Short problem
Pictures in the data below are not part of the copy; transcribe everything else exactly.

[Collected data]
# # # # # # #
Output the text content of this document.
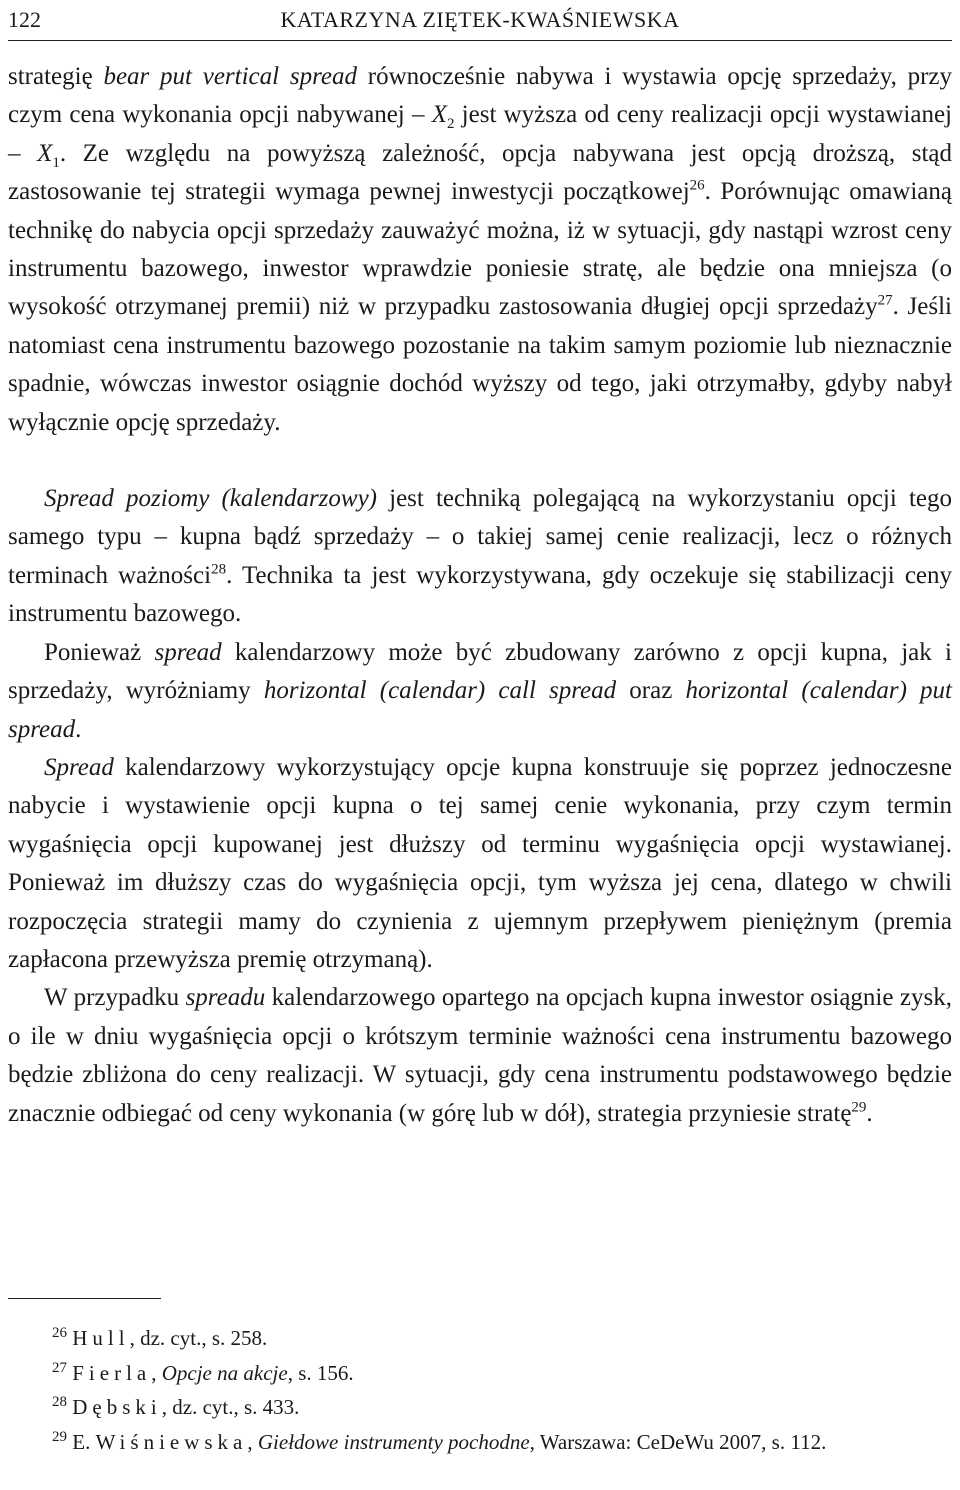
122	KATARZYNA ZIĘTEK-KWAŚNIEWSKA

strategię bear put vertical spread równocześnie nabywa i wystawia opcję sprzedaży, przy czym cena wykonania opcji nabywanej – $X_2$ jest wyższa od ceny realizacji opcji wystawianej – $X_1$. Ze względu na powyższą zależność, opcja nabywana jest opcją droższą, stąd zastosowanie tej strategii wymaga pewnej inwestycji początkowej$^{26}$. Porównując omawianą technikę do nabycia opcji sprzedaży zauważyć można, iż w sytuacji, gdy nastąpi wzrost ceny instrumentu bazowego, inwestor wprawdzie poniesie stratę, ale będzie ona mniejsza (o wysokość otrzymanej premii) niż w przypadku zastosowania długiej opcji sprzedaży$^{27}$. Jeśli natomiast cena instrumentu bazowego pozostanie na takim samym poziomie lub nieznacznie spadnie, wówczas inwestor osiągnie dochód wyższy od tego, jaki otrzymałby, gdyby nabył wyłącznie opcję sprzedaży.

Spread poziomy (kalendarzowy) jest techniką polegającą na wykorzystaniu opcji tego samego typu – kupna bądź sprzedaży – o takiej samej cenie realizacji, lecz o różnych terminach ważności$^{28}$. Technika ta jest wykorzystywana, gdy oczekuje się stabilizacji ceny instrumentu bazowego.

Ponieważ spread kalendarzowy może być zbudowany zarówno z opcji kupna, jak i sprzedaży, wyróżniamy horizontal (calendar) call spread oraz horizontal (calendar) put spread.

Spread kalendarzowy wykorzystujący opcje kupna konstruuje się poprzez jednoczesne nabycie i wystawienie opcji kupna o tej samej cenie wykonania, przy czym termin wygaśnięcia opcji kupowanej jest dłuższy od terminu wygaśnięcia opcji wystawianej. Ponieważ im dłuższy czas do wygaśnięcia opcji, tym wyższa jej cena, dlatego w chwili rozpoczęcia strategii mamy do czynienia z ujemnym przepływem pieniężnym (premia zapłacona przewyższa premię otrzymaną).

W przypadku spreadu kalendarzowego opartego na opcjach kupna inwestor osiągnie zysk, o ile w dniu wygaśnięcia opcji o krótszym terminie ważności cena instrumentu bazowego będzie zbliżona do ceny realizacji. W sytuacji, gdy cena instrumentu podstawowego będzie znacznie odbiegać od ceny wykonania (w górę lub w dół), strategia przyniesie stratę$^{29}$.

$^{26}$ Hull, dz. cyt., s. 258.

$^{27}$ Fierla, Opcje na akcje, s. 156.

$^{28}$ Dębski, dz. cyt., s. 433.

$^{29}$ E. Wiśniewska, Giełdowe instrumenty pochodne, Warszawa: CeDeWu 2007, s. 112.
# # # # # # #
Completed task
Output the text content of this document.
122	KATARZYNA ZIĘTEK-KWAŚNIEWSKA

strategię bear put vertical spread równocześnie nabywa i wystawia opcję sprzedaży, przy czym cena wykonania opcji nabywanej – $X_2$ jest wyższa od ceny realizacji opcji wystawianej – $X_1$. Ze względu na powyższą zależność, opcja nabywana jest opcją droższą, stąd zastosowanie tej strategii wymaga pewnej inwestycji początkowej$^{26}$. Porównując omawianą technikę do nabycia opcji sprzedaży zauważyć można, iż w sytuacji, gdy nastąpi wzrost ceny instrumentu bazowego, inwestor wprawdzie poniesie stratę, ale będzie ona mniejsza (o wysokość otrzymanej premii) niż w przypadku zastosowania długiej opcji sprzedaży$^{27}$. Jeśli natomiast cena instrumentu bazowego pozostanie na takim samym poziomie lub nieznacznie spadnie, wówczas inwestor osiągnie dochód wyższy od tego, jaki otrzymałby, gdyby nabył wyłącznie opcję sprzedaży.

Spread poziomy (kalendarzowy) jest techniką polegającą na wykorzystaniu opcji tego samego typu – kupna bądź sprzedaży – o takiej samej cenie realizacji, lecz o różnych terminach ważności$^{28}$. Technika ta jest wykorzystywana, gdy oczekuje się stabilizacji ceny instrumentu bazowego.

Ponieważ spread kalendarzowy może być zbudowany zarówno z opcji kupna, jak i sprzedaży, wyróżniamy horizontal (calendar) call spread oraz horizontal (calendar) put spread.

Spread kalendarzowy wykorzystujący opcje kupna konstruuje się poprzez jednoczesne nabycie i wystawienie opcji kupna o tej samej cenie wykonania, przy czym termin wygaśnięcia opcji kupowanej jest dłuższy od terminu wygaśnięcia opcji wystawianej. Ponieważ im dłuższy czas do wygaśnięcia opcji, tym wyższa jej cena, dlatego w chwili rozpoczęcia strategii mamy do czynienia z ujemnym przepływem pieniężnym (premia zapłacona przewyższa premię otrzymaną).

W przypadku spreadu kalendarzowego opartego na opcjach kupna inwestor osiągnie zysk, o ile w dniu wygaśnięcia opcji o krótszym terminie ważności cena instrumentu bazowego będzie zbliżona do ceny realizacji. W sytuacji, gdy cena instrumentu podstawowego będzie znacznie odbiegać od ceny wykonania (w górę lub w dół), strategia przyniesie stratę$^{29}$.

$^{26}$ Hull, dz. cyt., s. 258.

$^{27}$ Fierla, Opcje na akcje, s. 156.

$^{28}$ Dębski, dz. cyt., s. 433.

$^{29}$ E. Wiśniewska, Giełdowe instrumenty pochodne, Warszawa: CeDeWu 2007, s. 112.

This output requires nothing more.